=== Section Start ===

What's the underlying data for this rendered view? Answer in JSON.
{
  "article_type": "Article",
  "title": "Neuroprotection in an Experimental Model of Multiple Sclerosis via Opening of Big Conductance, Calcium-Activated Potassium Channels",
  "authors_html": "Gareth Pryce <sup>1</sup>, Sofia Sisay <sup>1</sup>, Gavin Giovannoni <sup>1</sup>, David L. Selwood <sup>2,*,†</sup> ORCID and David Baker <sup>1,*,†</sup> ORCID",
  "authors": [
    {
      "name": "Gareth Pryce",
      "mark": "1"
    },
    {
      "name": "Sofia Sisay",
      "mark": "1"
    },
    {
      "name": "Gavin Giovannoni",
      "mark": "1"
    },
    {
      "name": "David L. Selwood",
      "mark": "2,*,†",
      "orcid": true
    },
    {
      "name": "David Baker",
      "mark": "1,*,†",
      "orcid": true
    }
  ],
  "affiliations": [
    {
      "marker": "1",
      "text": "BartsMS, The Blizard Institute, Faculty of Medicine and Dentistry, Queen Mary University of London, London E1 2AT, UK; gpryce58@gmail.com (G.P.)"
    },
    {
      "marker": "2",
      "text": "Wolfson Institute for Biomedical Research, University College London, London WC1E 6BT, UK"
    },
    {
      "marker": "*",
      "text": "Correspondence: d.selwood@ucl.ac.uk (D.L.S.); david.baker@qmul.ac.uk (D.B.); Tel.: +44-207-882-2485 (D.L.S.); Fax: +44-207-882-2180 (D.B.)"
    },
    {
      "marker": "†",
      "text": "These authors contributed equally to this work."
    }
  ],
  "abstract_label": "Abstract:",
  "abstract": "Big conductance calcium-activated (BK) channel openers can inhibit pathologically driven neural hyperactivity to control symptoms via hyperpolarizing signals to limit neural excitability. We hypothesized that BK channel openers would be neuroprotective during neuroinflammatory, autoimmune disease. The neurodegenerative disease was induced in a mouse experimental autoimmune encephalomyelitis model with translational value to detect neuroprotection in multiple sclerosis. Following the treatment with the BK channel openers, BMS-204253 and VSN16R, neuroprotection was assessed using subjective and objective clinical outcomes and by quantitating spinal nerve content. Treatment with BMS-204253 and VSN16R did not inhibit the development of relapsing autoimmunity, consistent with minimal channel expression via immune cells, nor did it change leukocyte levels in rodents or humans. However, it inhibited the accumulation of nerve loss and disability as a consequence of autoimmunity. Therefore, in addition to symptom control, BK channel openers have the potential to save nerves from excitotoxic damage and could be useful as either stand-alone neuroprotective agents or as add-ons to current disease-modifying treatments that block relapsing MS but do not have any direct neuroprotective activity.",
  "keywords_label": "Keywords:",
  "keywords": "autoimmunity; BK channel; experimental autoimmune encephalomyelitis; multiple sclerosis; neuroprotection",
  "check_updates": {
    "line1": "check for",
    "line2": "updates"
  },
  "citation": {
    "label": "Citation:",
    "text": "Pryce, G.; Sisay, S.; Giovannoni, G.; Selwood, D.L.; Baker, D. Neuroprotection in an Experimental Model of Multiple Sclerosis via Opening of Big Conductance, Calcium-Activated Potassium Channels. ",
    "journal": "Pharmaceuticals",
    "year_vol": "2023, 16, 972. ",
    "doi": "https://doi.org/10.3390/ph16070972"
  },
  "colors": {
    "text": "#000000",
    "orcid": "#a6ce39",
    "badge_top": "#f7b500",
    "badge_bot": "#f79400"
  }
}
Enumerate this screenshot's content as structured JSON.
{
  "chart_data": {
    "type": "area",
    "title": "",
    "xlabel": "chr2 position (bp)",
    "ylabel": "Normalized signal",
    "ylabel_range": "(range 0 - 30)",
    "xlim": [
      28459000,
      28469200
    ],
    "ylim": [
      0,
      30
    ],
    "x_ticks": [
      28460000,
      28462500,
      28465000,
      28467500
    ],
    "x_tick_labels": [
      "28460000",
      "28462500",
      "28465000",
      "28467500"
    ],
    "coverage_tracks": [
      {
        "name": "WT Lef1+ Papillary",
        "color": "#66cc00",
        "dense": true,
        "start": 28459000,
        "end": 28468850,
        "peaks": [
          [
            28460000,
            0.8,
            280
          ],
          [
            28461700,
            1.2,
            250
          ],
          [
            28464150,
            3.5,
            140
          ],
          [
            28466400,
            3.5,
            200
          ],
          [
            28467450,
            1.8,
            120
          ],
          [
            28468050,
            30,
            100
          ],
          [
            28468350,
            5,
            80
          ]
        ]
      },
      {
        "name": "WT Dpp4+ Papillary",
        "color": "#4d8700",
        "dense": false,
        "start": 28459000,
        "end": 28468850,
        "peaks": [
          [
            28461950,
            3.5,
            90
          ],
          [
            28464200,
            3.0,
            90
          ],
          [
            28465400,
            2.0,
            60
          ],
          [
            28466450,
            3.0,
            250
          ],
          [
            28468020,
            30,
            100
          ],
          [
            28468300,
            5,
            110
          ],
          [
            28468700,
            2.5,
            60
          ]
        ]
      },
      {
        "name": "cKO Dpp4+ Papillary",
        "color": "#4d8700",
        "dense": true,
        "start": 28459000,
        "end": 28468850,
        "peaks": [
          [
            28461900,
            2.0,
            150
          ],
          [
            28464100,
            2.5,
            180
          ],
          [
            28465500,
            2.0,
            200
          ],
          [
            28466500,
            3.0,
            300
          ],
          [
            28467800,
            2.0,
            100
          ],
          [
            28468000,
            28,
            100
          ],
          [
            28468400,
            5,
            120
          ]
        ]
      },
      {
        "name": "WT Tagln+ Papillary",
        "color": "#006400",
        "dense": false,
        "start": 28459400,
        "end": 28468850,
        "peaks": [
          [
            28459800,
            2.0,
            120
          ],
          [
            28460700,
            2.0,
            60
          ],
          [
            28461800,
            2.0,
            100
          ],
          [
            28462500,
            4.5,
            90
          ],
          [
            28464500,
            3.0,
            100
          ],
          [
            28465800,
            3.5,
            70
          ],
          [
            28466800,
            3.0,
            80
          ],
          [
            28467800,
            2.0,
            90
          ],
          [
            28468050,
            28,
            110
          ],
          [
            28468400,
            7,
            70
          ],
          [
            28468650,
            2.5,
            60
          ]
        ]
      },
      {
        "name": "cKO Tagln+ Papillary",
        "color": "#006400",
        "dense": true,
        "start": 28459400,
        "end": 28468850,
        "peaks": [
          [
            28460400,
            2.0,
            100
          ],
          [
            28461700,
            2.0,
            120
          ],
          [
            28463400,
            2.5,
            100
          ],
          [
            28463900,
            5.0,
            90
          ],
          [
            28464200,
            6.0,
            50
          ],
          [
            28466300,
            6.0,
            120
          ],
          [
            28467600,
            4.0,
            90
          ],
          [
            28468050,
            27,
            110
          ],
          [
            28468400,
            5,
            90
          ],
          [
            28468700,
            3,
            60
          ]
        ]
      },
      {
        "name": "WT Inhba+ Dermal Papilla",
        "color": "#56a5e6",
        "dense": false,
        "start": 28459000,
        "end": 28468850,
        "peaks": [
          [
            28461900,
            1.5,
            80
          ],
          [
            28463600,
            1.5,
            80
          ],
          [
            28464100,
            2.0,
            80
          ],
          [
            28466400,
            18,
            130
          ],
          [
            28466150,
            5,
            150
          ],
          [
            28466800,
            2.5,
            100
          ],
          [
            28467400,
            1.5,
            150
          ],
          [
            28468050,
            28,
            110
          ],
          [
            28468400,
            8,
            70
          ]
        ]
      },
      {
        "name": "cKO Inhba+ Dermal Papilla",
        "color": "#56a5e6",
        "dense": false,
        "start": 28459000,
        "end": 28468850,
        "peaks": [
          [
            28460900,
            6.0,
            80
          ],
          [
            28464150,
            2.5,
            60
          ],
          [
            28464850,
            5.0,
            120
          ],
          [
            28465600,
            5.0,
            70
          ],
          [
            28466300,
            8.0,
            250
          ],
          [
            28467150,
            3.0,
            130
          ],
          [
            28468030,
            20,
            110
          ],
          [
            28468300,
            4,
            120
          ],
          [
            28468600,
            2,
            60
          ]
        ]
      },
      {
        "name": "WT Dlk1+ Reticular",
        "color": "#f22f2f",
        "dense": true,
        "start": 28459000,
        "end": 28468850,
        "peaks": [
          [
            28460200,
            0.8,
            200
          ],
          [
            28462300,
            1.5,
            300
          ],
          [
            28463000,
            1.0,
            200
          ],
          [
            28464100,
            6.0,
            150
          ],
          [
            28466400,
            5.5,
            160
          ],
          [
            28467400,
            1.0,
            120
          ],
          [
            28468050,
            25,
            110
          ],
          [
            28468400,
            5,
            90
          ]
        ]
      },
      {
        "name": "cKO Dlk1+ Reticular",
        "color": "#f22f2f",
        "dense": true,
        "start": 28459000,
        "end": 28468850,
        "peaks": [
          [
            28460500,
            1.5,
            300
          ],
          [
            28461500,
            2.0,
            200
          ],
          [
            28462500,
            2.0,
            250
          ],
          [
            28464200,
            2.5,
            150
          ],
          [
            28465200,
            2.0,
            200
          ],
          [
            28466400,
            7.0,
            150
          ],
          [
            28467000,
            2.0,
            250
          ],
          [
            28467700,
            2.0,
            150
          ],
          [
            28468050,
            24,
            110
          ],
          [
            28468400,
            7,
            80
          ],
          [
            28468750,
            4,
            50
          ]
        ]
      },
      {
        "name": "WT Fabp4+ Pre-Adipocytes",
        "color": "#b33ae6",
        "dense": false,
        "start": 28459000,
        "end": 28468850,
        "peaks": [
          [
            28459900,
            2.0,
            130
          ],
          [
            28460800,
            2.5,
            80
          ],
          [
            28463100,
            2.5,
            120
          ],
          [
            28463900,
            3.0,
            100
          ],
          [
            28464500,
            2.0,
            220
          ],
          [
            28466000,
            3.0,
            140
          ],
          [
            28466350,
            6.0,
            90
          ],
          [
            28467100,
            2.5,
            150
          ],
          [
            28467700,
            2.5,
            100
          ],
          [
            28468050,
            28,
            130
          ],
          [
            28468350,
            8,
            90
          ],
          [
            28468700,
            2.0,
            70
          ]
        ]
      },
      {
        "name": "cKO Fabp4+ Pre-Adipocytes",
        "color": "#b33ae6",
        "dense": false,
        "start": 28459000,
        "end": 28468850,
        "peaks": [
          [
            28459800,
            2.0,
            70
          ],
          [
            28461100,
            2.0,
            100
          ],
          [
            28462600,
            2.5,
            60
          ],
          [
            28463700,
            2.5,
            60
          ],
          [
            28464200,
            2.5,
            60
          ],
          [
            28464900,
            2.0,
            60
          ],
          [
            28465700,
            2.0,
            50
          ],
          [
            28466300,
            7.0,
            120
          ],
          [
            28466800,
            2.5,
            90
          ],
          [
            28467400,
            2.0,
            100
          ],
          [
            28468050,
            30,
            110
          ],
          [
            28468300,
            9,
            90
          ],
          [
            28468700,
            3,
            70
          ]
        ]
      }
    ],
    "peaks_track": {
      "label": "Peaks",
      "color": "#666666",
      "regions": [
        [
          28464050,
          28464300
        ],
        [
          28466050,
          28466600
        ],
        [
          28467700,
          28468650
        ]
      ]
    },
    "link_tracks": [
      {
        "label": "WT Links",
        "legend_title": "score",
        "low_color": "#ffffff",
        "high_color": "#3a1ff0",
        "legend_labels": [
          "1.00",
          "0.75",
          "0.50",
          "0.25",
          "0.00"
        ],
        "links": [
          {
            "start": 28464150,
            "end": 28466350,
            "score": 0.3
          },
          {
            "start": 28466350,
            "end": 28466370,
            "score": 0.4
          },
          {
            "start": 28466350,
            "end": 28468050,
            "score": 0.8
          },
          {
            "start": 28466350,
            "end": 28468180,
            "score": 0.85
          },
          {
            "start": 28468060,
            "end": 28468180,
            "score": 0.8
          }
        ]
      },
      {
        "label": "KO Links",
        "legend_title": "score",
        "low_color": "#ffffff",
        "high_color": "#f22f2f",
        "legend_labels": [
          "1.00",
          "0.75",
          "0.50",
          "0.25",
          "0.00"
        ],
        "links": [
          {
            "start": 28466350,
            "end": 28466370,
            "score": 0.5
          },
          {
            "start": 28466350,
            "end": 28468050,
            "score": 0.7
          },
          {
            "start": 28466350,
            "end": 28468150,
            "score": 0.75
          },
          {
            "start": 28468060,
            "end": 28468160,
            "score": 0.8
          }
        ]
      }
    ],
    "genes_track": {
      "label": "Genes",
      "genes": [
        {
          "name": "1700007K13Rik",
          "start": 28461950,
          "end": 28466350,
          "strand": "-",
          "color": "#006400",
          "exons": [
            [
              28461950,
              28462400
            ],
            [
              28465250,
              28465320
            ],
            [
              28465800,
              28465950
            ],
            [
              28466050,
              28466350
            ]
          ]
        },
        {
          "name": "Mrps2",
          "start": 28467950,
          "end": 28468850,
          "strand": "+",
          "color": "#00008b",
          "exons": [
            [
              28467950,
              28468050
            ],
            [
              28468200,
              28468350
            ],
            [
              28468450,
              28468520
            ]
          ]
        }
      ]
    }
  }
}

=== Section End ===

TASK DESCRIPTION:
Check each line of the listing for "Dermal", and copy the ones that hold it.

ANSWER TO THIS TASK:
        "name": "WT Inhba+ Dermal Papilla",
        "name": "cKO Inhba+ Dermal Papilla",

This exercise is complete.